▶ **Data shown**:
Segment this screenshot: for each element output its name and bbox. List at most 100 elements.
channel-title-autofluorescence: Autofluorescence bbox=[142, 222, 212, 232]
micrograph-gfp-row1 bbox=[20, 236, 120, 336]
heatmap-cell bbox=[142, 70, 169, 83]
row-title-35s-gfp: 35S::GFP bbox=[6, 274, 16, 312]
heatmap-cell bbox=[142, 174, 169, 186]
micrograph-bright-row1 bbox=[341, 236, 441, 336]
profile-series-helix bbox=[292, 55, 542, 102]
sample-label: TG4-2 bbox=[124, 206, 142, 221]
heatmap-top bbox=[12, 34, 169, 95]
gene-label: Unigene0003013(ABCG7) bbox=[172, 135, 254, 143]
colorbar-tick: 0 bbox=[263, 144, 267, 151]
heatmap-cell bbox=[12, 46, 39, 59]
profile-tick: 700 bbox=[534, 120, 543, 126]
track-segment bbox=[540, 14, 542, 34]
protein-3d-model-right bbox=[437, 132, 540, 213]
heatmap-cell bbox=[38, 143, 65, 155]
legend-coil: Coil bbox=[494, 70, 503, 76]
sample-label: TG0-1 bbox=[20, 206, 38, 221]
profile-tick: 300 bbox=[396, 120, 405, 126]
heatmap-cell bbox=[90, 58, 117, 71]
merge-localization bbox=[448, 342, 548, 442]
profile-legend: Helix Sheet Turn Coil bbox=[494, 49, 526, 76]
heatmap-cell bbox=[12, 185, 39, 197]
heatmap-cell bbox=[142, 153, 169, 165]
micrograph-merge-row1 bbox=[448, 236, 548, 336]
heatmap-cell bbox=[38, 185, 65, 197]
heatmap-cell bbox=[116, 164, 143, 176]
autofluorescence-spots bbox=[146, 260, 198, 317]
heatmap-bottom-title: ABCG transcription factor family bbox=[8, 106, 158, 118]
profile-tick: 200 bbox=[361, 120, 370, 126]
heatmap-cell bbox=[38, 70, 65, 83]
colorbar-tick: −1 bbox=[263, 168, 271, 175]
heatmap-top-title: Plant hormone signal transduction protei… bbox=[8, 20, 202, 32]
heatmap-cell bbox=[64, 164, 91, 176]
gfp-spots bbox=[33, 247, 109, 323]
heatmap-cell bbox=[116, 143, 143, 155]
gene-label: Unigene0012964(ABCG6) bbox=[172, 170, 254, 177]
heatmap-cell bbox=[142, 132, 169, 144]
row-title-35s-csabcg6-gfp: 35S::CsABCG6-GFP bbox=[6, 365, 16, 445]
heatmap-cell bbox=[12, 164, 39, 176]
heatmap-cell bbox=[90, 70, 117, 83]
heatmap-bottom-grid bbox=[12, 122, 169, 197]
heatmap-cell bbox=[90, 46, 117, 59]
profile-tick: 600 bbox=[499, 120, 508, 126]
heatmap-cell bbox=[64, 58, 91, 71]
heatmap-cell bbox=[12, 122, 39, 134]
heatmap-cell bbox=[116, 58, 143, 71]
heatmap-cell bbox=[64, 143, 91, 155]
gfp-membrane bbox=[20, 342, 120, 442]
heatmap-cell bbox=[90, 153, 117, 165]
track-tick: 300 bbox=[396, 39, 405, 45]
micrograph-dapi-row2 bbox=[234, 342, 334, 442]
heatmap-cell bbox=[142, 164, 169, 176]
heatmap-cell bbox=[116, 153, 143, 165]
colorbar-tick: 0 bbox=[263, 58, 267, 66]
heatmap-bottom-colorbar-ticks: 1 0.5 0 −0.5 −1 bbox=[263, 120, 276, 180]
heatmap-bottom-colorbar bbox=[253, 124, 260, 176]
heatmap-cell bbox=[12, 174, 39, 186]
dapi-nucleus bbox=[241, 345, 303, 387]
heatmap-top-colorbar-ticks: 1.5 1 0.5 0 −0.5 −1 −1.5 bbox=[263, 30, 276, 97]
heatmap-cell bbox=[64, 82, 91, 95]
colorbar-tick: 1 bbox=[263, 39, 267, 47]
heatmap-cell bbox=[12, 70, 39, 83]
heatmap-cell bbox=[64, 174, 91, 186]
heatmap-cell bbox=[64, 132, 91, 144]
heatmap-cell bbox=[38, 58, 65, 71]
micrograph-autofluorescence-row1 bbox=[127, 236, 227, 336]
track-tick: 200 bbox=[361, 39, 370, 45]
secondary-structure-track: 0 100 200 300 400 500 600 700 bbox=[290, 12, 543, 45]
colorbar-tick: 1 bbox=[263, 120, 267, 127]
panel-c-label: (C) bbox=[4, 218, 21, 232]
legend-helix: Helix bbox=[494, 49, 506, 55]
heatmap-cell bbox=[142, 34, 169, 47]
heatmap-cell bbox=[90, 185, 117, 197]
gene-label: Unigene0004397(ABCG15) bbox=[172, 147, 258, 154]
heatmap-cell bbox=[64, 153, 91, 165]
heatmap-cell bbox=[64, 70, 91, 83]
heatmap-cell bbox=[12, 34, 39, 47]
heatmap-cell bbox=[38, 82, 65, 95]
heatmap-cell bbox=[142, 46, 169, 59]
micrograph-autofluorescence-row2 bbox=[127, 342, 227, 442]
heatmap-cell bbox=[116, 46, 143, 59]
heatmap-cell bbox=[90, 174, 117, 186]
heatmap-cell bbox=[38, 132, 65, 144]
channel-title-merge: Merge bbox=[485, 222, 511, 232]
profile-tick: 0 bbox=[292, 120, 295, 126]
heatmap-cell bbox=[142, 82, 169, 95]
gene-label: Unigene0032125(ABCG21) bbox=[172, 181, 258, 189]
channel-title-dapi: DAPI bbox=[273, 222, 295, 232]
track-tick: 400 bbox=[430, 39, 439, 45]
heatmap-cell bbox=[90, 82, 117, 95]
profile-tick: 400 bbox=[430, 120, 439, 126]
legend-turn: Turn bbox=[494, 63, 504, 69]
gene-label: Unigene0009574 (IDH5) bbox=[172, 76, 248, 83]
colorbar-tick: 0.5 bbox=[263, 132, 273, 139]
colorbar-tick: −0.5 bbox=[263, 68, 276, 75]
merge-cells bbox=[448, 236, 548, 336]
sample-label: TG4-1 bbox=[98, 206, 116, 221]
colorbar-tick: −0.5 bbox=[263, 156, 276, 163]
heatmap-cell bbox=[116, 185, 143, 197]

▶ **Work to complete**: Find the word "title" in the entries, and copy every line it shows up in.

▶ **Completed exercise**:
channel-title-autofluorescence: Autofluorescence bbox=[142, 222, 212, 232]
row-title-35s-gfp: 35S::GFP bbox=[6, 274, 16, 312]
heatmap-bottom-title: ABCG transcription factor family bbox=[8, 106, 158, 118]
heatmap-top-title: Plant hormone signal transduction protei… bbox=[8, 20, 202, 32]
row-title-35s-csabcg6-gfp: 35S::CsABCG6-GFP bbox=[6, 365, 16, 445]
channel-title-merge: Merge bbox=[485, 222, 511, 232]
channel-title-dapi: DAPI bbox=[273, 222, 295, 232]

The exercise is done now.